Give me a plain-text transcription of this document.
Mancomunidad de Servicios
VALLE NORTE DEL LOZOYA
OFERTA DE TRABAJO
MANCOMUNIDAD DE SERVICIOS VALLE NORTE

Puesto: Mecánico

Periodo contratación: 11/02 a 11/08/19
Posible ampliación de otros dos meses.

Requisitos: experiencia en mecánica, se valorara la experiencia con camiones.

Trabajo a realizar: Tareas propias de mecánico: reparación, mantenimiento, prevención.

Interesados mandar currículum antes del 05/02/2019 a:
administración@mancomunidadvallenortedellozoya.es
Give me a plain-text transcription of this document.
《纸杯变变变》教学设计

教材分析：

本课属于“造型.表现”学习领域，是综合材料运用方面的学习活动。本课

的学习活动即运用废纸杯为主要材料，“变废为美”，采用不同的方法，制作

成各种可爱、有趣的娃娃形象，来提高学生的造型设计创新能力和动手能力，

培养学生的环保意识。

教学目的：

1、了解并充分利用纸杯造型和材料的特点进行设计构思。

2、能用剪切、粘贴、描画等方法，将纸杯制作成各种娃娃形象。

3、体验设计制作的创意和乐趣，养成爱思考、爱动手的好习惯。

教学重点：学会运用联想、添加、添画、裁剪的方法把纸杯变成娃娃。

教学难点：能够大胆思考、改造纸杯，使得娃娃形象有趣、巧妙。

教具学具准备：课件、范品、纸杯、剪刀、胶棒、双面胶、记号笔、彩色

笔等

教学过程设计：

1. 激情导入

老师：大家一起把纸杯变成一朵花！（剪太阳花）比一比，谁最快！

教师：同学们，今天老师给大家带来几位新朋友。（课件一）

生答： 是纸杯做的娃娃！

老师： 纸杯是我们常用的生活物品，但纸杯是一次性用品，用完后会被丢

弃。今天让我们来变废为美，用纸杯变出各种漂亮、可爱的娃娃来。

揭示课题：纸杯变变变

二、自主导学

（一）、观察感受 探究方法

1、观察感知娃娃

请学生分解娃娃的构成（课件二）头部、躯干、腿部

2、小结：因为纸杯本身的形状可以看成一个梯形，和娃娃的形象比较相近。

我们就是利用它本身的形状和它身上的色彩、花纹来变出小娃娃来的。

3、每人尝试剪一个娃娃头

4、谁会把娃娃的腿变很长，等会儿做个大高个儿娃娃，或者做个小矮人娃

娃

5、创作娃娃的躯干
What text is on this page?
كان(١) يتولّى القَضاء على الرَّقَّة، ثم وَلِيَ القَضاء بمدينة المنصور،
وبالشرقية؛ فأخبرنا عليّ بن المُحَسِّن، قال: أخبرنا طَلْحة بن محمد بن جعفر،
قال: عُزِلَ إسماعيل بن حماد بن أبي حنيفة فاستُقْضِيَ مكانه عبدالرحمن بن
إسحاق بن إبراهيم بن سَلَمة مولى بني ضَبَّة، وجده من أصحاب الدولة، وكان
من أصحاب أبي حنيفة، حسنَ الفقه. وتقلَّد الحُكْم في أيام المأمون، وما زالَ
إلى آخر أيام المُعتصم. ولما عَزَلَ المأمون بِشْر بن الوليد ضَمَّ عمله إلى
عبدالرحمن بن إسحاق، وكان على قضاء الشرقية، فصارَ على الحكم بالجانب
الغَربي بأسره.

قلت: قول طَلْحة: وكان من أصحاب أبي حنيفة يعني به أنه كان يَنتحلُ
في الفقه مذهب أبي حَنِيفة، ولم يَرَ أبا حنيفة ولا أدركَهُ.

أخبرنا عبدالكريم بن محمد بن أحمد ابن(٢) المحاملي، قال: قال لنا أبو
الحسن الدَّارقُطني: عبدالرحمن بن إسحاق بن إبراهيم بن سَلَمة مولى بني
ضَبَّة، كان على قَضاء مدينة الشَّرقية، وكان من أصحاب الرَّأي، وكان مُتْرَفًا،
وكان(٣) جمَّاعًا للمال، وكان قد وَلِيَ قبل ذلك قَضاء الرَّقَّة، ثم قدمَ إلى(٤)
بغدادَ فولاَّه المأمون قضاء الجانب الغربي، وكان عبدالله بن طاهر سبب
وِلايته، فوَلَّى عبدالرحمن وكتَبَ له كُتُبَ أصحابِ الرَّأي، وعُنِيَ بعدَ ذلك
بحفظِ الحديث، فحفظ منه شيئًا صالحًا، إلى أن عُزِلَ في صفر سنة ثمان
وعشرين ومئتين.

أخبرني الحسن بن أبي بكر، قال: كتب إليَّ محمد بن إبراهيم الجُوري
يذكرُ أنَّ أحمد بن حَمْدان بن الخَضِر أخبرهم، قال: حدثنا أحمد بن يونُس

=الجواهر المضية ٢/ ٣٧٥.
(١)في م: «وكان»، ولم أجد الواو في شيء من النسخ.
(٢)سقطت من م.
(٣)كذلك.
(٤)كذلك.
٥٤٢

------------------------------------------------------------

Pull out each line containing the word "الفقه" and copy it.

• Correct output:
من أصحاب أبي حنيفة، حسنَ الفقه. وتقلَّد الحُكْم في أيام المأمون، وما زالَ
في الفقه مذهب أبي حَنِيفة، ولم يَرَ أبا حنيفة ولا أدركَهُ.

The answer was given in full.